[Recorded data]
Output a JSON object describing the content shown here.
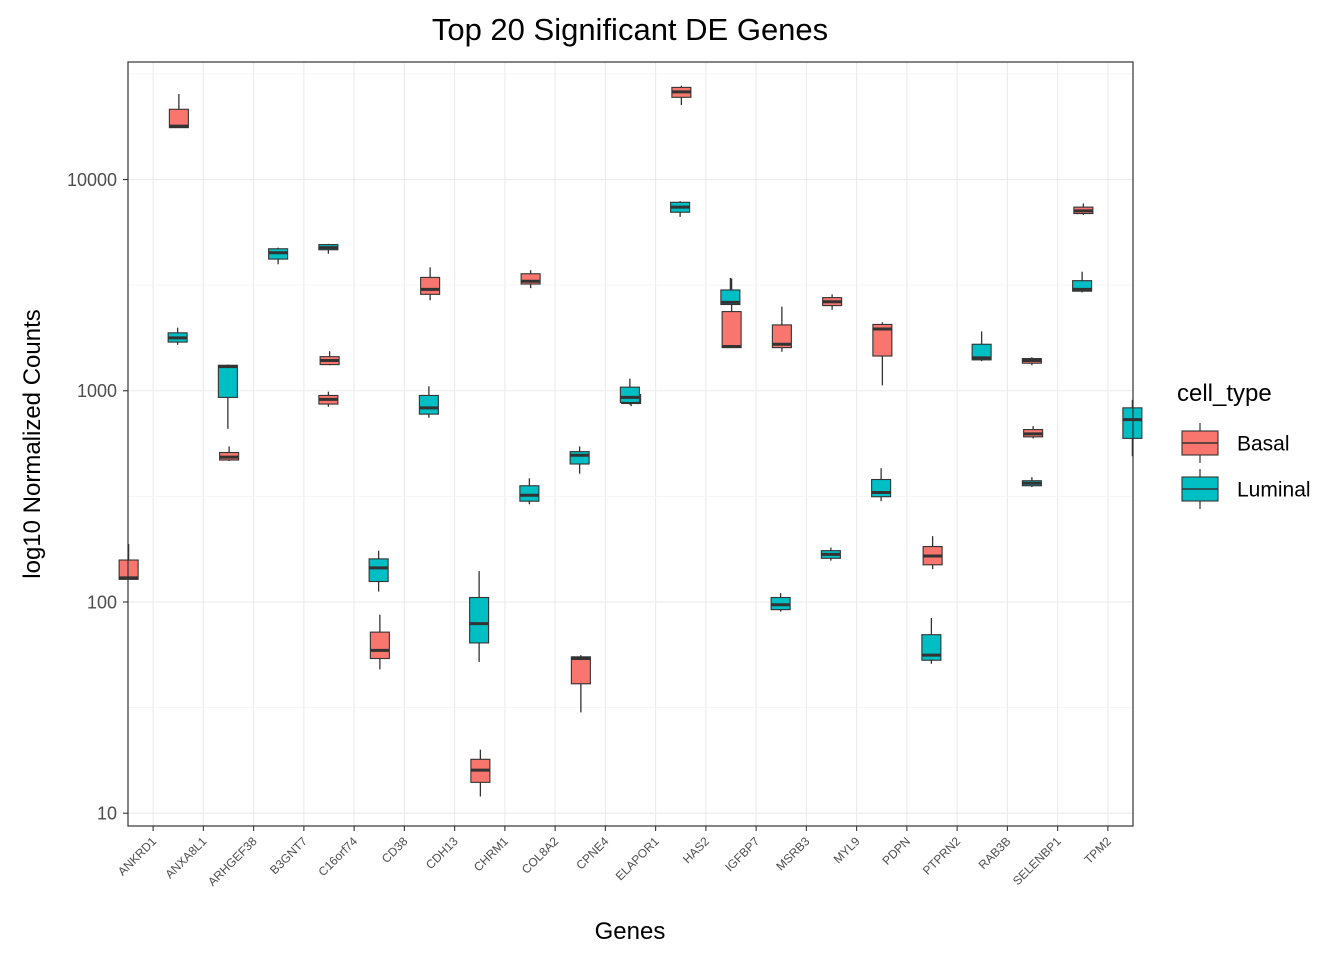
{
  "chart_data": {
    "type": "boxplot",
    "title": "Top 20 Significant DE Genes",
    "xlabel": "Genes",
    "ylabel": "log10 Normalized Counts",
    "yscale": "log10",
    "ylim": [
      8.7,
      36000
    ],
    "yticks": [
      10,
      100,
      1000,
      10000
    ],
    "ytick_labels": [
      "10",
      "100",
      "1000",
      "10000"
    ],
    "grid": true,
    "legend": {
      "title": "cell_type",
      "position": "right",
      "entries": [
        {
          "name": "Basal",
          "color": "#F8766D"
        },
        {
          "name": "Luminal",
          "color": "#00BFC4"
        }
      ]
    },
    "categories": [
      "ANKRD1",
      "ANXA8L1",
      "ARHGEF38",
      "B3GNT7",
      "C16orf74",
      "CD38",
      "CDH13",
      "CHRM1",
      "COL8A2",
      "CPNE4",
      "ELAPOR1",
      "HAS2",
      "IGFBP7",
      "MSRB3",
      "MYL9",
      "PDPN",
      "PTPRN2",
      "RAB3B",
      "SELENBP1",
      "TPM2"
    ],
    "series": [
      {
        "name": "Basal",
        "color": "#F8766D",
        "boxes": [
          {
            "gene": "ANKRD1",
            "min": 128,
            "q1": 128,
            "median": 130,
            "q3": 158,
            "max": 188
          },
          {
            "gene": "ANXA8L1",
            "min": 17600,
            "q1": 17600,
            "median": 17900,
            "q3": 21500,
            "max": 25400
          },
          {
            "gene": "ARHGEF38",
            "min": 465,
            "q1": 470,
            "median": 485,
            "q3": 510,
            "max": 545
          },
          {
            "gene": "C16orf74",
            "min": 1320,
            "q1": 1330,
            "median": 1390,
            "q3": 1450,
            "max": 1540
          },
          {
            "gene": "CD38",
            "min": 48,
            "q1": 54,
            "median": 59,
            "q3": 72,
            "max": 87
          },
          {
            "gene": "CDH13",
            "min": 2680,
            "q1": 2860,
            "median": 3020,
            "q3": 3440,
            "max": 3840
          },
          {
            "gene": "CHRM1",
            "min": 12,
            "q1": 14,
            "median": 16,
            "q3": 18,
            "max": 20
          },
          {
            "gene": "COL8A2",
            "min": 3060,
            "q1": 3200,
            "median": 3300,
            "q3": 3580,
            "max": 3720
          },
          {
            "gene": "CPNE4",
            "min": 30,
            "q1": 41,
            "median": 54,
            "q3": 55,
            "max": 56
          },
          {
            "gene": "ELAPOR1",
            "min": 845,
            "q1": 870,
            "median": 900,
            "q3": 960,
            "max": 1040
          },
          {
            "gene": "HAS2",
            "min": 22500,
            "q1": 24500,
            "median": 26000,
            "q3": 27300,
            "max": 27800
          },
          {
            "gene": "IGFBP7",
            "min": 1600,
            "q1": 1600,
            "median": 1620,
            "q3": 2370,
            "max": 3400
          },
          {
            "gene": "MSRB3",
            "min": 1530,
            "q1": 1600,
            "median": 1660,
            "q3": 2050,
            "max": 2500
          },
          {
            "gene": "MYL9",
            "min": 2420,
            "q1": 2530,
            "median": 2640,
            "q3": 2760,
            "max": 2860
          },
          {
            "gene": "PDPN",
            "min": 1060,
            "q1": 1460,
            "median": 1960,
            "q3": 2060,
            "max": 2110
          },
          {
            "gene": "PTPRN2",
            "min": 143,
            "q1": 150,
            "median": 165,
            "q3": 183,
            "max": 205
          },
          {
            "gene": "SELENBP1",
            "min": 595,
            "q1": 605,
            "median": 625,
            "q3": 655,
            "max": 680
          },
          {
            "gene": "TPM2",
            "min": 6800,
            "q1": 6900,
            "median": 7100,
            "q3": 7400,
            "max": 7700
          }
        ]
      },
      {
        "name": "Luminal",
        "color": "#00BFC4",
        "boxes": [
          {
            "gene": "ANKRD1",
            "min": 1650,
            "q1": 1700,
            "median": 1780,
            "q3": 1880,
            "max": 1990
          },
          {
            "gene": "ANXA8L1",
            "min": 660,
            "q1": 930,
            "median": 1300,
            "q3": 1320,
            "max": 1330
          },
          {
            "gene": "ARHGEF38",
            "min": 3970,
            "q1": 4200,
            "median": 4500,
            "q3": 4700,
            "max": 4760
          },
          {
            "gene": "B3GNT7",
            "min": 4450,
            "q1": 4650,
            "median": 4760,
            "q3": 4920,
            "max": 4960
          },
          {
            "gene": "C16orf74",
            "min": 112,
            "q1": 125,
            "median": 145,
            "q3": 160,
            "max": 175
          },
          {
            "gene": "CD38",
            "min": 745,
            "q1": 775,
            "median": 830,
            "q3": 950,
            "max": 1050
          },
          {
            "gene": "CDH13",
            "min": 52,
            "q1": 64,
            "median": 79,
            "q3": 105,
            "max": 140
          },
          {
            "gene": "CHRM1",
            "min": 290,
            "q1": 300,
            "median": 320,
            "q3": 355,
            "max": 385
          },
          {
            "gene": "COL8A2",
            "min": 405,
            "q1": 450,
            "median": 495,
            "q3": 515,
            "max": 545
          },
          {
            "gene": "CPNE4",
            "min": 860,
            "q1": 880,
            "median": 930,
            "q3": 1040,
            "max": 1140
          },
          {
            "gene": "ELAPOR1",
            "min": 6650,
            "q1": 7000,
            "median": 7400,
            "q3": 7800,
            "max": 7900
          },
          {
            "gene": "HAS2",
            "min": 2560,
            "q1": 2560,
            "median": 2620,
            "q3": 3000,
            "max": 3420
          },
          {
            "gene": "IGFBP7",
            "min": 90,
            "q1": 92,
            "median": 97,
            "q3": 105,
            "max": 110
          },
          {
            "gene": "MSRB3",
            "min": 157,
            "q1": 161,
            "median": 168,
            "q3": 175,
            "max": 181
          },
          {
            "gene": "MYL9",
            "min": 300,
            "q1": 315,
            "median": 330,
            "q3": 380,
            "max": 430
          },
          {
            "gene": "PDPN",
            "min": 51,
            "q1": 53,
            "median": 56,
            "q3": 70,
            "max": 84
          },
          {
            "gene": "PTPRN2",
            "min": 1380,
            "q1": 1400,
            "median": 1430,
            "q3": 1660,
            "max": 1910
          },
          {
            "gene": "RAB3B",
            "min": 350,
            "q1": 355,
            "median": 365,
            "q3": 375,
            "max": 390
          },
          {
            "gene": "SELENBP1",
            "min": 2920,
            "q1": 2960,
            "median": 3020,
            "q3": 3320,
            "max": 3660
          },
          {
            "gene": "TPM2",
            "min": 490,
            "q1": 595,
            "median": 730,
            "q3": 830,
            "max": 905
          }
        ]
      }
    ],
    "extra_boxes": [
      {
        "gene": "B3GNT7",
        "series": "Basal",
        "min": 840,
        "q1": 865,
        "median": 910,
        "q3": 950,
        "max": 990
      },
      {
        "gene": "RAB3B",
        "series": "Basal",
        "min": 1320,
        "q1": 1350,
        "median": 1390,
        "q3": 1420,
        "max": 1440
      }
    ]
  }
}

Problem statement =>
Show the lines above with "color".

Exercise output =>
          "color": "#F8766D"
          "color": "#00BFC4"
        "color": "#F8766D",
        "color": "#00BFC4",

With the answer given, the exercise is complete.